Given instruction: Please find all lines in the data that hold the string "Строительство" and copy them.
[Records for this exercise start]
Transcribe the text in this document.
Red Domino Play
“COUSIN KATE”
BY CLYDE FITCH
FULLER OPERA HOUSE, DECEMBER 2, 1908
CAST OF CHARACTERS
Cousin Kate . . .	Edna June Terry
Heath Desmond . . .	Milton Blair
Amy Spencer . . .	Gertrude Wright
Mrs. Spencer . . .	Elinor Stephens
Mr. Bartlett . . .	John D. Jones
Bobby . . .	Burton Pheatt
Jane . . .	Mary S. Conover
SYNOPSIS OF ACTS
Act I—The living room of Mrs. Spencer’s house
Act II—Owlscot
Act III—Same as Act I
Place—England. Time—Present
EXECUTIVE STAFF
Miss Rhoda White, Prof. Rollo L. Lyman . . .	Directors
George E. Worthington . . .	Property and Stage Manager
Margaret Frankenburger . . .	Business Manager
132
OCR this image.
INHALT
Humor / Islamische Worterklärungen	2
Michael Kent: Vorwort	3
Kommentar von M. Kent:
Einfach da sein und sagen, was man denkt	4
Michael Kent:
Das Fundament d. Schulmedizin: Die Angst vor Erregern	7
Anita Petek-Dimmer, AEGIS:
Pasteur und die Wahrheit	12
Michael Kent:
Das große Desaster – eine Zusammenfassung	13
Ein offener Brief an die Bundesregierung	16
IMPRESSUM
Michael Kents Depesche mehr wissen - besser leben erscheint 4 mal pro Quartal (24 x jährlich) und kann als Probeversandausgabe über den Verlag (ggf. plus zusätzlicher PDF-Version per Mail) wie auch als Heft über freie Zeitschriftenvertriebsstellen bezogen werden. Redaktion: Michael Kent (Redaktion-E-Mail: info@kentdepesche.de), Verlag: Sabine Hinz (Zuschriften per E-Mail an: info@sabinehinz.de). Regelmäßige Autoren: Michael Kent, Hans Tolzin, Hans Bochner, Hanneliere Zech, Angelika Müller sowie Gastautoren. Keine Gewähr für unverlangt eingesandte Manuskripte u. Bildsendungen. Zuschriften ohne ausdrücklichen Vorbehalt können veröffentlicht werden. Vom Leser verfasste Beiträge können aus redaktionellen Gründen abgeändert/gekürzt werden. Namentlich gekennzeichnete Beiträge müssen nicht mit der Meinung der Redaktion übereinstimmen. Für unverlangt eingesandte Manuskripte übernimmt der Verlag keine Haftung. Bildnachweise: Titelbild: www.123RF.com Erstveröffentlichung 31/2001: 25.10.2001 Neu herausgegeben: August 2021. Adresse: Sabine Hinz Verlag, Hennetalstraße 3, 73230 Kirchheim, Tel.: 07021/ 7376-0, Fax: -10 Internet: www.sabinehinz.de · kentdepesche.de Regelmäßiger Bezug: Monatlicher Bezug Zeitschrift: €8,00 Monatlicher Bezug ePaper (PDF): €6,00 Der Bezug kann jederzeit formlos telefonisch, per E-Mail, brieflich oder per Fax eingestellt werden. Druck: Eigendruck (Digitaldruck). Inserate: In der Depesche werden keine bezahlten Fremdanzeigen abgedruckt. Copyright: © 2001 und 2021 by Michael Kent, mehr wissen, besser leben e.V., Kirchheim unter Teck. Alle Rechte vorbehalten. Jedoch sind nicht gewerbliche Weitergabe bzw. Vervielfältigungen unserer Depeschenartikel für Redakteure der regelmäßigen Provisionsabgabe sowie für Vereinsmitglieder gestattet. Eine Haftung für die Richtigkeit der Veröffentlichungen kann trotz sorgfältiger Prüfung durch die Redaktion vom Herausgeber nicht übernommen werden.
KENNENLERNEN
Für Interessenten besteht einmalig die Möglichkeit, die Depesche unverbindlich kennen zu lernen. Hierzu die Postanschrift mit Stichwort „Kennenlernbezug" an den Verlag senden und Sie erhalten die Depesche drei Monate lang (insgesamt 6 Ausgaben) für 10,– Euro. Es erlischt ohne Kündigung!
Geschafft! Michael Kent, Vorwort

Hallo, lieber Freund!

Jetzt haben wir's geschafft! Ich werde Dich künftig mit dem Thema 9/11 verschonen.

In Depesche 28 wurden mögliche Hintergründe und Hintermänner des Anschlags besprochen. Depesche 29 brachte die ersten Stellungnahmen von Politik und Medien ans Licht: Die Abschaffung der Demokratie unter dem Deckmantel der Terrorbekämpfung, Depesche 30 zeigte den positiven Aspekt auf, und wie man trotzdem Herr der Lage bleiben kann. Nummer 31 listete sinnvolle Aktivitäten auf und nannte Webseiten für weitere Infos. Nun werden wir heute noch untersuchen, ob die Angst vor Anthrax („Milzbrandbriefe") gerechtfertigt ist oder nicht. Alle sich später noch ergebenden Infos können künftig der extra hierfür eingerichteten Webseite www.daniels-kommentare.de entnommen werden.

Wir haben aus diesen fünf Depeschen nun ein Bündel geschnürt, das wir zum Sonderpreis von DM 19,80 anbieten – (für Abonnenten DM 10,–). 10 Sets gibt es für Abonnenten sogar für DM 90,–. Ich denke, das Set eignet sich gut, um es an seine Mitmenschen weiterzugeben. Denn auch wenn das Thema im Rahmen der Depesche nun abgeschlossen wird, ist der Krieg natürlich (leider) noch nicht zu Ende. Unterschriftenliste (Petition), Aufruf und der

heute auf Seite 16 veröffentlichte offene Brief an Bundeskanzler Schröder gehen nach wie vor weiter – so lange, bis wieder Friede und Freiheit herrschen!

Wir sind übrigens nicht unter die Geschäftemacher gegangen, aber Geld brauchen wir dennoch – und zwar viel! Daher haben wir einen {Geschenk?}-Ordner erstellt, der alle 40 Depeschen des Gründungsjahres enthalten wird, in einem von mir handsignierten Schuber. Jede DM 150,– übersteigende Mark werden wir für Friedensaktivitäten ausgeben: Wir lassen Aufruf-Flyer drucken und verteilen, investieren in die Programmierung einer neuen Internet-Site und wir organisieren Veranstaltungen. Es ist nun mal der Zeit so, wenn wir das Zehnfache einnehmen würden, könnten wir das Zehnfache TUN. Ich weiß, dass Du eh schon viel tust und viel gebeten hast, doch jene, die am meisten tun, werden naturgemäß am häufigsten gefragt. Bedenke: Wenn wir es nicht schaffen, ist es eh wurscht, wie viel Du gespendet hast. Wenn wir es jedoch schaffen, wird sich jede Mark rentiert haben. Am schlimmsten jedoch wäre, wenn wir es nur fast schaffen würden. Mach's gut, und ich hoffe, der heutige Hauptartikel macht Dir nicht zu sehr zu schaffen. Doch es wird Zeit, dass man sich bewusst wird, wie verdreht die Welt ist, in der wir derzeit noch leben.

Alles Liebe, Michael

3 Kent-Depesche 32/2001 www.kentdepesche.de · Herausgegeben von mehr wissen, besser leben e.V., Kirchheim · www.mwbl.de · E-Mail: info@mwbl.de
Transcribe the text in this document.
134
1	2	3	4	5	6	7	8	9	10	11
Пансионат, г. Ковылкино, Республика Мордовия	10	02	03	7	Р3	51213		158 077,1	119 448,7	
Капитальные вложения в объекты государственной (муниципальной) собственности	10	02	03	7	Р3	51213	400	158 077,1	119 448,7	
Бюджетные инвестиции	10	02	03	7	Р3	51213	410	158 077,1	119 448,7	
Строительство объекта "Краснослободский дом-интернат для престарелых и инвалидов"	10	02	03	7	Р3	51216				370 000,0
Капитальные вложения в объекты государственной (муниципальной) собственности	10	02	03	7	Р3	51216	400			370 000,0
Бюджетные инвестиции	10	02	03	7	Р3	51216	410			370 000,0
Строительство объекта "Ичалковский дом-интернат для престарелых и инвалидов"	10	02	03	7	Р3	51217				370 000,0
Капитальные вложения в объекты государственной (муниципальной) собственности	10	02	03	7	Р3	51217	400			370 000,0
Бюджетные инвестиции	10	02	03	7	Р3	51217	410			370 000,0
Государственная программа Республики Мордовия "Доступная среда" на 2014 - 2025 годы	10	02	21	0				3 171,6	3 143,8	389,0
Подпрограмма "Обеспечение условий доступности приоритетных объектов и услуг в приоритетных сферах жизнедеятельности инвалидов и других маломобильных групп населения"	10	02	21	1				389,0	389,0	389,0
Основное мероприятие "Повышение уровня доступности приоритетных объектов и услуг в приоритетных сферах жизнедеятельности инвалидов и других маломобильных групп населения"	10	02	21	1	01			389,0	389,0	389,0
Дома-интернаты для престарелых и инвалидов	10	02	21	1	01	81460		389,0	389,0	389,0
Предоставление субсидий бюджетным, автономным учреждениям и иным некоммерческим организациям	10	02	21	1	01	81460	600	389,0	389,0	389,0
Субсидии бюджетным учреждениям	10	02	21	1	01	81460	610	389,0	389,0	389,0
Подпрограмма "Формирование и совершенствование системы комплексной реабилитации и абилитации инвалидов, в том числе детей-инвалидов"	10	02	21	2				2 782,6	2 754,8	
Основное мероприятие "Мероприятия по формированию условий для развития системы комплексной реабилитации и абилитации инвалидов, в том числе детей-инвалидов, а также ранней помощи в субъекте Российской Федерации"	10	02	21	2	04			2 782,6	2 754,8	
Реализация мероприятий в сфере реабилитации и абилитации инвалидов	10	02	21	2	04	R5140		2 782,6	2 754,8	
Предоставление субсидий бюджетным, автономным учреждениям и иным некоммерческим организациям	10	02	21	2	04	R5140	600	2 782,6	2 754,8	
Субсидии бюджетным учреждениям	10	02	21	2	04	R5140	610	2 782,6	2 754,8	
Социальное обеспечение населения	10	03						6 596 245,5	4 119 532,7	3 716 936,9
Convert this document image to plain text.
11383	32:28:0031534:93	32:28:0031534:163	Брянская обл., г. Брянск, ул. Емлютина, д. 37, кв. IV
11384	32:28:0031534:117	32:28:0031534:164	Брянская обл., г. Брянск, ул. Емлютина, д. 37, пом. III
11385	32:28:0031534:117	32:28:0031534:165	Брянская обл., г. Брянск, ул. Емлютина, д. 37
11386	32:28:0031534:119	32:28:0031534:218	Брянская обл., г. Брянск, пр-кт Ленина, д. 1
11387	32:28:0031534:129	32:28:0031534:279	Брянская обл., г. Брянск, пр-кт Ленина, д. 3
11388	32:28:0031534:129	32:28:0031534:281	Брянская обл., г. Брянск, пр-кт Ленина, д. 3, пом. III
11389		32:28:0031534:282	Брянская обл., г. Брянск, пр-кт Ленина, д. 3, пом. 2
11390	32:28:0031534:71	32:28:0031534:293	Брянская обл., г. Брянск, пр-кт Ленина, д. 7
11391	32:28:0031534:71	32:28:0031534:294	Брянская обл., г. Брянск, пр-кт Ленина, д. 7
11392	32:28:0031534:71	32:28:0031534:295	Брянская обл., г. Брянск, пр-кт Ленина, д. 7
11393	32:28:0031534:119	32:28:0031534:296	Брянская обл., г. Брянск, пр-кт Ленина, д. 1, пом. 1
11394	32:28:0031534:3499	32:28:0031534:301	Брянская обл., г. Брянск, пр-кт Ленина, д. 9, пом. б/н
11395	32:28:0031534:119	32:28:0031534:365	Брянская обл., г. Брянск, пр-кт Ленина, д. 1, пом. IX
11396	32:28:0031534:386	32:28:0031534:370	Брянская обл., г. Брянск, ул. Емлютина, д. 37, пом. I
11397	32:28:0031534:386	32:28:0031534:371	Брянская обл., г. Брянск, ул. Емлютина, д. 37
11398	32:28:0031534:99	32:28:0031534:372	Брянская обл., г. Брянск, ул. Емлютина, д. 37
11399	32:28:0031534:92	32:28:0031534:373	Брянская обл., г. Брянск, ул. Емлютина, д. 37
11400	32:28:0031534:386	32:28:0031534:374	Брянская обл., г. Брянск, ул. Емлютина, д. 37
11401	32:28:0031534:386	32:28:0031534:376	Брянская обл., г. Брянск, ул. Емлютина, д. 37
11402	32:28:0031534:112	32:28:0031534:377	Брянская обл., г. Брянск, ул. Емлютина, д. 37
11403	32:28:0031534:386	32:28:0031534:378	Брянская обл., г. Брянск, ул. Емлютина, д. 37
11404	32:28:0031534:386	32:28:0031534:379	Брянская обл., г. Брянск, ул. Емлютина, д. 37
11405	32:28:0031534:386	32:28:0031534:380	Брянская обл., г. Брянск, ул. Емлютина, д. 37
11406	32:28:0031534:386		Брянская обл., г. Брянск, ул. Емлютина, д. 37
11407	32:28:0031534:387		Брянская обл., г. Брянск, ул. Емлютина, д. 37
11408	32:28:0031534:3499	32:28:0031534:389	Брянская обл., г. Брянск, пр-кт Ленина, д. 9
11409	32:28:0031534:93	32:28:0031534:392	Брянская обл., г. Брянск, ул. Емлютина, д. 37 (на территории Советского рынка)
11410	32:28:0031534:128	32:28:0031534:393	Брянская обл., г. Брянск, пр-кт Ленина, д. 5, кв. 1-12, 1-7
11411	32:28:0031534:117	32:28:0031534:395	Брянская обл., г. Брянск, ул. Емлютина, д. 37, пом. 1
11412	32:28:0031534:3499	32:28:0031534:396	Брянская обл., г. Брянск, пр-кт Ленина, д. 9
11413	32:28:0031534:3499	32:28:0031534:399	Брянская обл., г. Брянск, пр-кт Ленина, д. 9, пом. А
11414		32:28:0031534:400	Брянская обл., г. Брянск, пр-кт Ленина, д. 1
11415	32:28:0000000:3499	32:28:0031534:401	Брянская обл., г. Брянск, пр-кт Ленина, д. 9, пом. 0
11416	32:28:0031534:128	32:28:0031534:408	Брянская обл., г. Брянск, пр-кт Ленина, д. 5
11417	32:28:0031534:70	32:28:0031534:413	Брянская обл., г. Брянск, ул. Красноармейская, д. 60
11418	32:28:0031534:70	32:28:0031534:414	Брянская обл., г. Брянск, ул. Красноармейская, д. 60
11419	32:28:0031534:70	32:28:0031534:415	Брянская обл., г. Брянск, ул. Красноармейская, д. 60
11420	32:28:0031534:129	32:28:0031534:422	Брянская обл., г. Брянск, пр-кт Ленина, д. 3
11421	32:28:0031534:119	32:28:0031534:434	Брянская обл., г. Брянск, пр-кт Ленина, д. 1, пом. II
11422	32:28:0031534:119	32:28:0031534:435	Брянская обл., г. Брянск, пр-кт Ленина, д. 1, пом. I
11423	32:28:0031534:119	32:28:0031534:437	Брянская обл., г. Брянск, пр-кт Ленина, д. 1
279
[Records for this exercise end]
Problem solution:
Строительство объекта "Краснослободский дом-интернат для престарелых и инвалидов"	10	02	03	7	Р3	51216				370 000,0
Строительство объекта "Ичалковский дом-интернат для престарелых и инвалидов"	10	02	03	7	Р3	51217				370 000,0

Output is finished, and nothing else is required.